[begin Data provided]
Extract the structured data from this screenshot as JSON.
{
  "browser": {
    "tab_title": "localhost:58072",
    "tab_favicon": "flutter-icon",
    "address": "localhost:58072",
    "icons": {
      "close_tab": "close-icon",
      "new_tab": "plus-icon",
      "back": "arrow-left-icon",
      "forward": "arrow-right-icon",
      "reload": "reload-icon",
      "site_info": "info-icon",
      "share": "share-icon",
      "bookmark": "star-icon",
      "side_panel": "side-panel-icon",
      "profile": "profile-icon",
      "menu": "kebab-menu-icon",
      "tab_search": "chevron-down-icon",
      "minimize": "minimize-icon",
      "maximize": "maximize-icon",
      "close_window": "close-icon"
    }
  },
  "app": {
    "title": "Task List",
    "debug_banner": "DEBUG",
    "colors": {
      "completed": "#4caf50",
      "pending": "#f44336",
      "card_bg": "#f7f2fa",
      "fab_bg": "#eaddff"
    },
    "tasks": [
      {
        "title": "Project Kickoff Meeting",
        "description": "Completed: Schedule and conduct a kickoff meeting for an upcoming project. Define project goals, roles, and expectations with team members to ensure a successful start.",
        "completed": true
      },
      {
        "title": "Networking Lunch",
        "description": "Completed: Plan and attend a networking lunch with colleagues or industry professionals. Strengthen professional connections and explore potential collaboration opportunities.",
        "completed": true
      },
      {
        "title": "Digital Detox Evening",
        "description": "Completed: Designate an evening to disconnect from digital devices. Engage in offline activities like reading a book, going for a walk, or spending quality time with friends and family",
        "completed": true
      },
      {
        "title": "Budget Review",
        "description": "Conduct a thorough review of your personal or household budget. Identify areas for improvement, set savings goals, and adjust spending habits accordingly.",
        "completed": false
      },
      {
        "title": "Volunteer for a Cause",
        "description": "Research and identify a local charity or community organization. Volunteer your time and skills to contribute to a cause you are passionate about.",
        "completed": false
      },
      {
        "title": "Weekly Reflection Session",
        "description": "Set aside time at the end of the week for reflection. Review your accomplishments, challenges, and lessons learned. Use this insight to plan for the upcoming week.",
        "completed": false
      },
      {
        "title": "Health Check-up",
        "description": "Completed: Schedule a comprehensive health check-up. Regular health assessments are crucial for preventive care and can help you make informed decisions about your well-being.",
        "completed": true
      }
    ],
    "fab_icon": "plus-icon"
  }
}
[end Data provided]
Using the data above, print every record exactly as shown.

Extract the structured data from this screenshot as JSON.
{
  "browser": {
    "tab_title": "localhost:58072",
    "tab_favicon": "flutter-icon",
    "address": "localhost:58072",
    "icons": {
      "close_tab": "close-icon",
      "new_tab": "plus-icon",
      "back": "arrow-left-icon",
      "forward": "arrow-right-icon",
      "reload": "reload-icon",
      "site_info": "info-icon",
      "share": "share-icon",
      "bookmark": "star-icon",
      "side_panel": "side-panel-icon",
      "profile": "profile-icon",
      "menu": "kebab-menu-icon",
      "tab_search": "chevron-down-icon",
      "minimize": "minimize-icon",
      "maximize": "maximize-icon",
      "close_window": "close-icon"
    }
  },
  "app": {
    "title": "Task List",
    "debug_banner": "DEBUG",
    "colors": {
      "completed": "#4caf50",
      "pending": "#f44336",
      "card_bg": "#f7f2fa",
      "fab_bg": "#eaddff"
    },
    "tasks": [
      {
        "title": "Project Kickoff Meeting",
        "description": "Completed: Schedule and conduct a kickoff meeting for an upcoming project. Define project goals, roles, and expectations with team members to ensure a successful start.",
        "completed": true
      },
      {
        "title": "Networking Lunch",
        "description": "Completed: Plan and attend a networking lunch with colleagues or industry professionals. Strengthen professional connections and explore potential collaboration opportunities.",
        "completed": true
      },
      {
        "title": "Digital Detox Evening",
        "description": "Completed: Designate an evening to disconnect from digital devices. Engage in offline activities like reading a book, going for a walk, or spending quality time with friends and family",
        "completed": true
      },
      {
        "title": "Budget Review",
        "description": "Conduct a thorough review of your personal or household budget. Identify areas for improvement, set savings goals, and adjust spending habits accordingly.",
        "completed": false
      },
      {
        "title": "Volunteer for a Cause",
        "description": "Research and identify a local charity or community organization. Volunteer your time and skills to contribute to a cause you are passionate about.",
        "completed": false
      },
      {
        "title": "Weekly Reflection Session",
        "description": "Set aside time at the end of the week for reflection. Review your accomplishments, challenges, and lessons learned. Use this insight to plan for the upcoming week.",
        "completed": false
      },
      {
        "title": "Health Check-up",
        "description": "Completed: Schedule a comprehensive health check-up. Regular health assessments are crucial for preventive care and can help you make informed decisions about your well-being.",
        "completed": true
      }
    ],
    "fab_icon": "plus-icon"
  }
}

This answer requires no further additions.